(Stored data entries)
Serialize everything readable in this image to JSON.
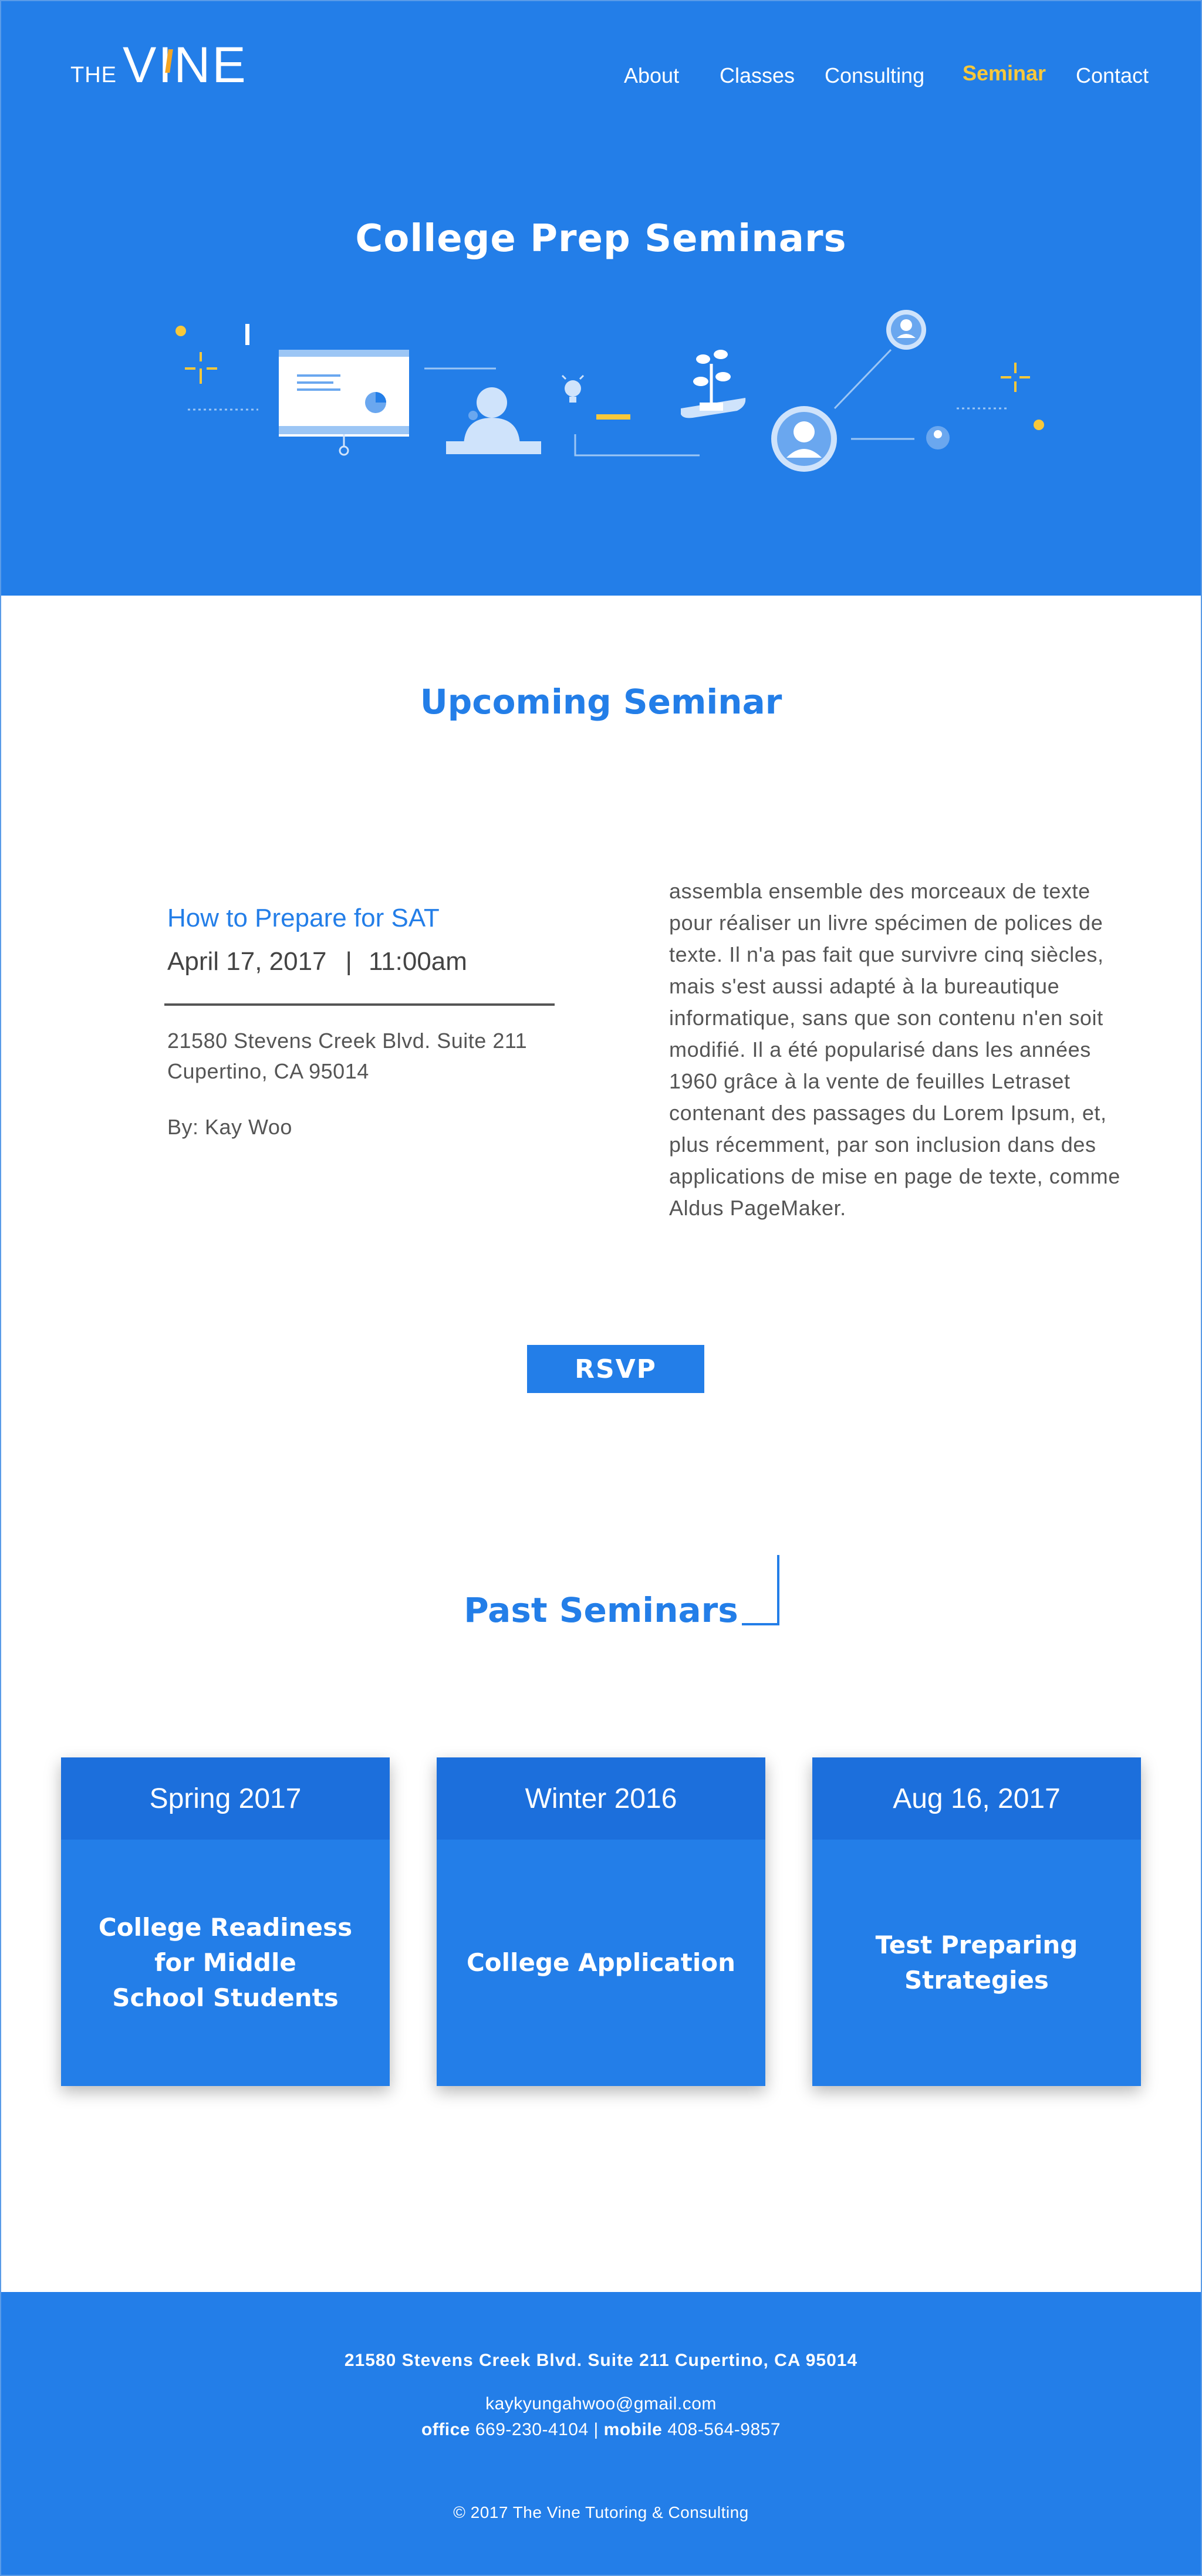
{
  "brand": {
    "prefix": "THE",
    "name": "VINE",
    "accent_color": "#f5a623"
  },
  "nav": {
    "items": [
      {
        "label": "About",
        "active": false
      },
      {
        "label": "Classes",
        "active": false
      },
      {
        "label": "Consulting",
        "active": false
      },
      {
        "label": "Seminar",
        "active": true
      },
      {
        "label": "Contact",
        "active": false
      }
    ],
    "active_color": "#f8c83a"
  },
  "hero": {
    "title": "College Prep Seminars",
    "background_color": "#237ee8"
  },
  "upcoming": {
    "heading": "Upcoming Seminar",
    "title": "How to Prepare for SAT",
    "date": "April 17, 2017",
    "separator": "|",
    "time": "11:00am",
    "address_line1": "21580 Stevens Creek Blvd. Suite 211",
    "address_line2": "Cupertino, CA 95014",
    "presenter": "By: Kay Woo",
    "description": "assembla ensemble des morceaux de texte pour réaliser un livre spécimen de polices de texte. Il n'a pas fait que survivre cinq siècles, mais s'est aussi adapté à la bureautique informatique, sans que son contenu n'en soit modifié. Il a été popularisé dans les années 1960 grâce à la vente de feuilles Letraset contenant des passages du Lorem Ipsum, et, plus récemment, par son inclusion dans des applications de mise en page de texte, comme Aldus PageMaker.",
    "rsvp_label": "RSVP"
  },
  "past": {
    "heading": "Past Seminars",
    "cards": [
      {
        "date": "Spring 2017",
        "title": "College Readiness\nfor Middle\nSchool Students"
      },
      {
        "date": "Winter 2016",
        "title": "College Application"
      },
      {
        "date": "Aug 16, 2017",
        "title": "Test Preparing\nStrategies"
      }
    ]
  },
  "footer": {
    "address": "21580 Stevens Creek Blvd. Suite 211 Cupertino, CA 95014",
    "email": "kaykyungahwoo@gmail.com",
    "office_label": "office",
    "office_phone": "669-230-4104",
    "divider": "|",
    "mobile_label": "mobile",
    "mobile_phone": "408-564-9857",
    "copyright": "© 2017 The Vine Tutoring & Consulting"
  },
  "icons": [
    "presentation-icon",
    "speaker-icon",
    "lightbulb-icon",
    "plant-in-hand-icon",
    "user-avatar-icon",
    "sparkle-icon"
  ]
}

■ **BRIEF**: Give back all entries exactly. No pictures belong in the copy.

■ **CORRECT OUTPUT**:
Serialize everything readable in this image to JSON.
{
  "brand": {
    "prefix": "THE",
    "name": "VINE",
    "accent_color": "#f5a623"
  },
  "nav": {
    "items": [
      {
        "label": "About",
        "active": false
      },
      {
        "label": "Classes",
        "active": false
      },
      {
        "label": "Consulting",
        "active": false
      },
      {
        "label": "Seminar",
        "active": true
      },
      {
        "label": "Contact",
        "active": false
      }
    ],
    "active_color": "#f8c83a"
  },
  "hero": {
    "title": "College Prep Seminars",
    "background_color": "#237ee8"
  },
  "upcoming": {
    "heading": "Upcoming Seminar",
    "title": "How to Prepare for SAT",
    "date": "April 17, 2017",
    "separator": "|",
    "time": "11:00am",
    "address_line1": "21580 Stevens Creek Blvd. Suite 211",
    "address_line2": "Cupertino, CA 95014",
    "presenter": "By: Kay Woo",
    "description": "assembla ensemble des morceaux de texte pour réaliser un livre spécimen de polices de texte. Il n'a pas fait que survivre cinq siècles, mais s'est aussi adapté à la bureautique informatique, sans que son contenu n'en soit modifié. Il a été popularisé dans les années 1960 grâce à la vente de feuilles Letraset contenant des passages du Lorem Ipsum, et, plus récemment, par son inclusion dans des applications de mise en page de texte, comme Aldus PageMaker.",
    "rsvp_label": "RSVP"
  },
  "past": {
    "heading": "Past Seminars",
    "cards": [
      {
        "date": "Spring 2017",
        "title": "College Readiness\nfor Middle\nSchool Students"
      },
      {
        "date": "Winter 2016",
        "title": "College Application"
      },
      {
        "date": "Aug 16, 2017",
        "title": "Test Preparing\nStrategies"
      }
    ]
  },
  "footer": {
    "address": "21580 Stevens Creek Blvd. Suite 211 Cupertino, CA 95014",
    "email": "kaykyungahwoo@gmail.com",
    "office_label": "office",
    "office_phone": "669-230-4104",
    "divider": "|",
    "mobile_label": "mobile",
    "mobile_phone": "408-564-9857",
    "copyright": "© 2017 The Vine Tutoring & Consulting"
  },
  "icons": [
    "presentation-icon",
    "speaker-icon",
    "lightbulb-icon",
    "plant-in-hand-icon",
    "user-avatar-icon",
    "sparkle-icon"
  ]
}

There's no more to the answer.